Given exercise: Find all lines in the listing that include the word "Average", then copy them.

Raw records:
•••

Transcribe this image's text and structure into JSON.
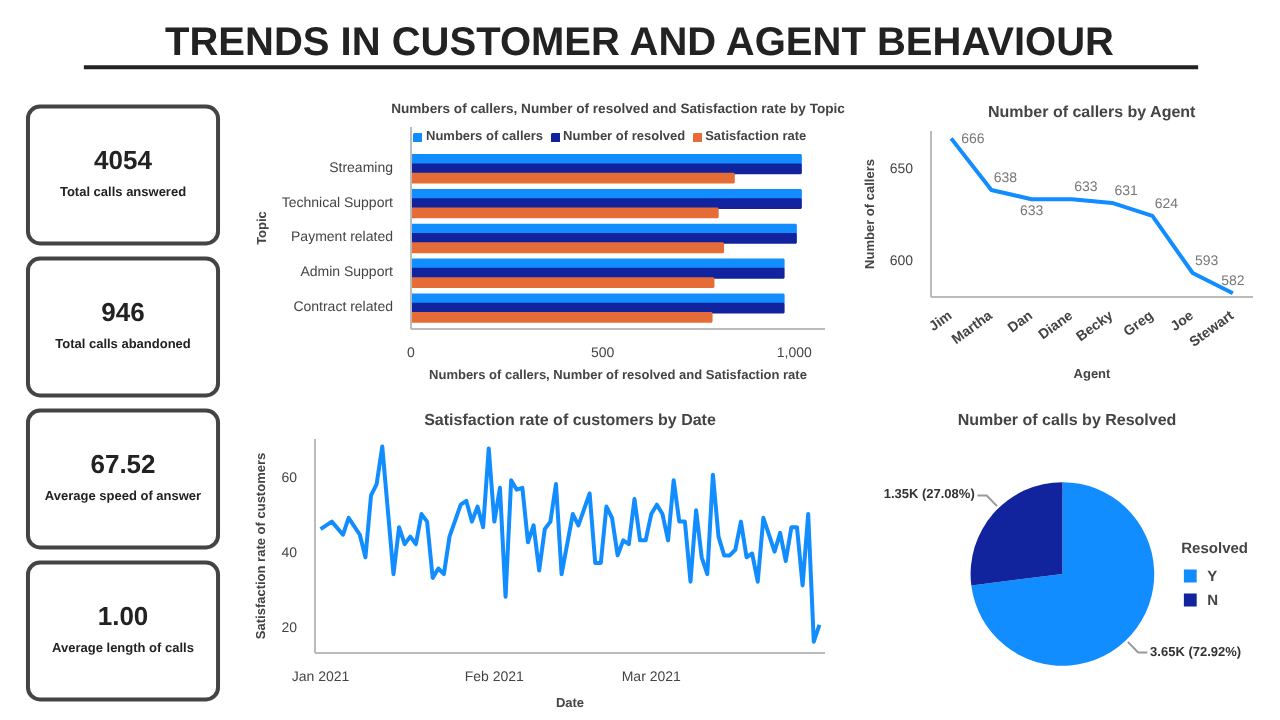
{
  "chart_data": [
    {
      "type": "other",
      "title": "TRENDS IN CUSTOMER AND AGENT BEHAVIOUR"
    },
    {
      "type": "other",
      "annotations": [
        "4054",
        "Total calls answered",
        "946",
        "Total calls abandoned",
        "67.52",
        "Average speed of answer",
        "1.00",
        "Average length of calls"
      ]
    },
    {
      "type": "bar",
      "orientation": "horizontal",
      "title": "Numbers of callers, Number of resolved and Satisfaction rate by Topic",
      "xlabel": "Numbers of callers, Number of resolved and Satisfaction rate",
      "ylabel": "Topic",
      "categories": [
        "Streaming",
        "Technical Support",
        "Payment related",
        "Admin Support",
        "Contract related"
      ],
      "series": [
        {
          "name": "Numbers of callers",
          "color": "#118dff",
          "values": [
            1017,
            1017,
            1004,
            972,
            972
          ]
        },
        {
          "name": "Number of resolved",
          "color": "#12239e",
          "values": [
            1017,
            1017,
            1004,
            972,
            972
          ]
        },
        {
          "name": "Satisfaction rate",
          "color": "#e66c37",
          "values": [
            842,
            800,
            814,
            789,
            784
          ]
        }
      ],
      "xlim": [
        0,
        1080
      ],
      "xticks": [
        0,
        500,
        {
          "value": 1000,
          "label": "1,000"
        }
      ],
      "legend": "top left",
      "grid": false
    },
    {
      "type": "line",
      "title": "Number of callers by Agent",
      "xlabel": "Agent",
      "ylabel": "Number of callers",
      "categories": [
        "Jim",
        "Martha",
        "Dan",
        "Diane",
        "Becky",
        "Greg",
        "Joe",
        "Stewart"
      ],
      "values": [
        666,
        638,
        633,
        633,
        631,
        624,
        593,
        582
      ],
      "color": "#118dff",
      "ylim": [
        580,
        670
      ],
      "yticks": [
        600,
        650
      ],
      "data_labels": true,
      "grid": false
    },
    {
      "type": "line",
      "title": "Satisfaction rate of customers by Date",
      "xlabel": "Date",
      "ylabel": "Satisfaction rate of customers",
      "color": "#118dff",
      "x": [
        "2021-01-01",
        "2021-01-03",
        "2021-01-05",
        "2021-01-06",
        "2021-01-08",
        "2021-01-09",
        "2021-01-10",
        "2021-01-11",
        "2021-01-12",
        "2021-01-14",
        "2021-01-15",
        "2021-01-16",
        "2021-01-17",
        "2021-01-18",
        "2021-01-19",
        "2021-01-20",
        "2021-01-21",
        "2021-01-22",
        "2021-01-23",
        "2021-01-24",
        "2021-01-26",
        "2021-01-27",
        "2021-01-28",
        "2021-01-29",
        "2021-01-30",
        "2021-01-31",
        "2021-02-01",
        "2021-02-02",
        "2021-02-03",
        "2021-02-04",
        "2021-02-05",
        "2021-02-06",
        "2021-02-07",
        "2021-02-08",
        "2021-02-09",
        "2021-02-10",
        "2021-02-11",
        "2021-02-12",
        "2021-02-13",
        "2021-02-15",
        "2021-02-16",
        "2021-02-18",
        "2021-02-19",
        "2021-02-20",
        "2021-02-21",
        "2021-02-22",
        "2021-02-23",
        "2021-02-24",
        "2021-02-25",
        "2021-02-26",
        "2021-02-27",
        "2021-02-28",
        "2021-03-01",
        "2021-03-02",
        "2021-03-03",
        "2021-03-04",
        "2021-03-05",
        "2021-03-06",
        "2021-03-07",
        "2021-03-08",
        "2021-03-09",
        "2021-03-10",
        "2021-03-11",
        "2021-03-12",
        "2021-03-13",
        "2021-03-14",
        "2021-03-15",
        "2021-03-16",
        "2021-03-17",
        "2021-03-18",
        "2021-03-19",
        "2021-03-20",
        "2021-03-21",
        "2021-03-22",
        "2021-03-23",
        "2021-03-24",
        "2021-03-25",
        "2021-03-26",
        "2021-03-27",
        "2021-03-28",
        "2021-03-29",
        "2021-03-30",
        "2021-03-31"
      ],
      "values": [
        46,
        48,
        44.5,
        49,
        44.5,
        38.5,
        55,
        58,
        68,
        34,
        46.5,
        42,
        44,
        42,
        50,
        48,
        33,
        35.5,
        34,
        44,
        52.5,
        53.5,
        48,
        52,
        46.5,
        67.5,
        48,
        57,
        28,
        59,
        56.5,
        57,
        42.5,
        47,
        35,
        46,
        48,
        58,
        34,
        50,
        47,
        55.5,
        37,
        37,
        52,
        49,
        39,
        43,
        42,
        54,
        43,
        43,
        50,
        52.5,
        50,
        43,
        59,
        48,
        48,
        32,
        51,
        38.5,
        34,
        60.5,
        44,
        39,
        39,
        40.5,
        48,
        38.5,
        39.5,
        32,
        49,
        44.5,
        40,
        45,
        37.5,
        46.5,
        46.5,
        31,
        50,
        16,
        20.5
      ],
      "xlim": [
        "2020-12-31",
        "2021-04-01"
      ],
      "xticks": [
        {
          "value": "2021-01-01",
          "label": "Jan 2021"
        },
        {
          "value": "2021-02-01",
          "label": "Feb 2021"
        },
        {
          "value": "2021-03-01",
          "label": "Mar 2021"
        }
      ],
      "ylim": [
        13,
        70
      ],
      "yticks": [
        20,
        40,
        60
      ],
      "grid": false
    },
    {
      "type": "pie",
      "title": "Number of calls by Resolved",
      "categories": [
        "Y",
        "N"
      ],
      "values": [
        3650,
        1350
      ],
      "colors": [
        "#118dff",
        "#12239e"
      ],
      "value_labels": [
        "3.65K (72.92%)",
        "1.35K (27.08%)"
      ],
      "legend_title": "Resolved",
      "legend": "right"
    }
  ]
}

•••

Answer in full:
        "Average speed of answer",
        "Average length of calls"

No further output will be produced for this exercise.